**DO THIS**
Reproduce the listing verbatim.
-------------------------
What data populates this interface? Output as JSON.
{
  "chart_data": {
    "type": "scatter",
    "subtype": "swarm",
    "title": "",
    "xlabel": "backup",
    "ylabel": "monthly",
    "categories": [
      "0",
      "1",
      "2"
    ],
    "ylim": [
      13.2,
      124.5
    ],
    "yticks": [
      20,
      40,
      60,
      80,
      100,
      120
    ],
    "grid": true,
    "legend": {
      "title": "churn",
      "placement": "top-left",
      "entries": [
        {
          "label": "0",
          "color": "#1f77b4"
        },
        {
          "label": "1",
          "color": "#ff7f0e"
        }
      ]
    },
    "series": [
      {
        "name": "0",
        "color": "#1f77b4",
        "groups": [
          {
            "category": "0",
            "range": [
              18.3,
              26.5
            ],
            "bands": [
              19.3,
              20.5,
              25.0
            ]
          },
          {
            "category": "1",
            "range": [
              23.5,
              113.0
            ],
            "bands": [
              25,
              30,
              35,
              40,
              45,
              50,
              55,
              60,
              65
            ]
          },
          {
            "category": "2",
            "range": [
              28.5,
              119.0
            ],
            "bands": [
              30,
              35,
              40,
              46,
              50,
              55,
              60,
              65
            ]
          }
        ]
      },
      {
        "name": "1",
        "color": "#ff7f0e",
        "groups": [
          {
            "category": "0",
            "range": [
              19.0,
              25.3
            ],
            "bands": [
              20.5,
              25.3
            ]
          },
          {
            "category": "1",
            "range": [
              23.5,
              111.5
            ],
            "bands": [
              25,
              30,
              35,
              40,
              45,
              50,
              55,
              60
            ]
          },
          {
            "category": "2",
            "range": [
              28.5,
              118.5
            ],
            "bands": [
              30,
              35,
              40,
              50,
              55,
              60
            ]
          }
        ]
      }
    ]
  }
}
-------------------------
**THE ANSWER**
What data populates this interface? Output as JSON.
{
  "chart_data": {
    "type": "scatter",
    "subtype": "swarm",
    "title": "",
    "xlabel": "backup",
    "ylabel": "monthly",
    "categories": [
      "0",
      "1",
      "2"
    ],
    "ylim": [
      13.2,
      124.5
    ],
    "yticks": [
      20,
      40,
      60,
      80,
      100,
      120
    ],
    "grid": true,
    "legend": {
      "title": "churn",
      "placement": "top-left",
      "entries": [
        {
          "label": "0",
          "color": "#1f77b4"
        },
        {
          "label": "1",
          "color": "#ff7f0e"
        }
      ]
    },
    "series": [
      {
        "name": "0",
        "color": "#1f77b4",
        "groups": [
          {
            "category": "0",
            "range": [
              18.3,
              26.5
            ],
            "bands": [
              19.3,
              20.5,
              25.0
            ]
          },
          {
            "category": "1",
            "range": [
              23.5,
              113.0
            ],
            "bands": [
              25,
              30,
              35,
              40,
              45,
              50,
              55,
              60,
              65
            ]
          },
          {
            "category": "2",
            "range": [
              28.5,
              119.0
            ],
            "bands": [
              30,
              35,
              40,
              46,
              50,
              55,
              60,
              65
            ]
          }
        ]
      },
      {
        "name": "1",
        "color": "#ff7f0e",
        "groups": [
          {
            "category": "0",
            "range": [
              19.0,
              25.3
            ],
            "bands": [
              20.5,
              25.3
            ]
          },
          {
            "category": "1",
            "range": [
              23.5,
              111.5
            ],
            "bands": [
              25,
              30,
              35,
              40,
              45,
              50,
              55,
              60
            ]
          },
          {
            "category": "2",
            "range": [
              28.5,
              118.5
            ],
            "bands": [
              30,
              35,
              40,
              50,
              55,
              60
            ]
          }
        ]
      }
    ]
  }
}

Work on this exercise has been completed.